=== DATA SUPPLIED ===

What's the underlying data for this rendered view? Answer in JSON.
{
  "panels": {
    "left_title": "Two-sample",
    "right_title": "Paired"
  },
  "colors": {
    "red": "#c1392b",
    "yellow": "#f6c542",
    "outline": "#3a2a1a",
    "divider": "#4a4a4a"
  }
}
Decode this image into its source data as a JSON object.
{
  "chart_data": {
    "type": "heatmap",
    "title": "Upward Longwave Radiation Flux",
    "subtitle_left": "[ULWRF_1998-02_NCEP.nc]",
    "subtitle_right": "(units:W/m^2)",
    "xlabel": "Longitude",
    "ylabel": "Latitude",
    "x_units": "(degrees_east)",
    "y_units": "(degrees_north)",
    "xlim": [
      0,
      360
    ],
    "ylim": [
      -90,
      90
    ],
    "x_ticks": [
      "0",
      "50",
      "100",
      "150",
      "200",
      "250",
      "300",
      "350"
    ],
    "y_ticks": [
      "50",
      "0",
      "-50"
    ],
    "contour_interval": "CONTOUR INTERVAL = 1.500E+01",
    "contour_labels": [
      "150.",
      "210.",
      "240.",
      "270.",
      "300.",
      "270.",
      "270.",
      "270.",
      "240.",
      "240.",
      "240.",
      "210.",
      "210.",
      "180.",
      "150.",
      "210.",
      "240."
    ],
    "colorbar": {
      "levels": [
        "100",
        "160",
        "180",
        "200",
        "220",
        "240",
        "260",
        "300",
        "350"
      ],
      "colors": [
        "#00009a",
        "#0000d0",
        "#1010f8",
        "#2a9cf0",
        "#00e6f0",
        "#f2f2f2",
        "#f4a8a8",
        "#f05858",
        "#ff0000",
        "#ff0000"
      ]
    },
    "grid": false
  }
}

===

* _EXERCISE INSTRUCTIONS_
Every entry needs to be retyped exactly.

* _ANSWER TO THIS TASK_
What's the underlying data for this rendered view? Answer in JSON.
{
  "panels": {
    "left_title": "Two-sample",
    "right_title": "Paired"
  },
  "colors": {
    "red": "#c1392b",
    "yellow": "#f6c542",
    "outline": "#3a2a1a",
    "divider": "#4a4a4a"
  }
}
Decode this image into its source data as a JSON object.
{
  "chart_data": {
    "type": "heatmap",
    "title": "Upward Longwave Radiation Flux",
    "subtitle_left": "[ULWRF_1998-02_NCEP.nc]",
    "subtitle_right": "(units:W/m^2)",
    "xlabel": "Longitude",
    "ylabel": "Latitude",
    "x_units": "(degrees_east)",
    "y_units": "(degrees_north)",
    "xlim": [
      0,
      360
    ],
    "ylim": [
      -90,
      90
    ],
    "x_ticks": [
      "0",
      "50",
      "100",
      "150",
      "200",
      "250",
      "300",
      "350"
    ],
    "y_ticks": [
      "50",
      "0",
      "-50"
    ],
    "contour_interval": "CONTOUR INTERVAL = 1.500E+01",
    "contour_labels": [
      "150.",
      "210.",
      "240.",
      "270.",
      "300.",
      "270.",
      "270.",
      "270.",
      "240.",
      "240.",
      "240.",
      "210.",
      "210.",
      "180.",
      "150.",
      "210.",
      "240."
    ],
    "colorbar": {
      "levels": [
        "100",
        "160",
        "180",
        "200",
        "220",
        "240",
        "260",
        "300",
        "350"
      ],
      "colors": [
        "#00009a",
        "#0000d0",
        "#1010f8",
        "#2a9cf0",
        "#00e6f0",
        "#f2f2f2",
        "#f4a8a8",
        "#f05858",
        "#ff0000",
        "#ff0000"
      ]
    },
    "grid": false
  }
}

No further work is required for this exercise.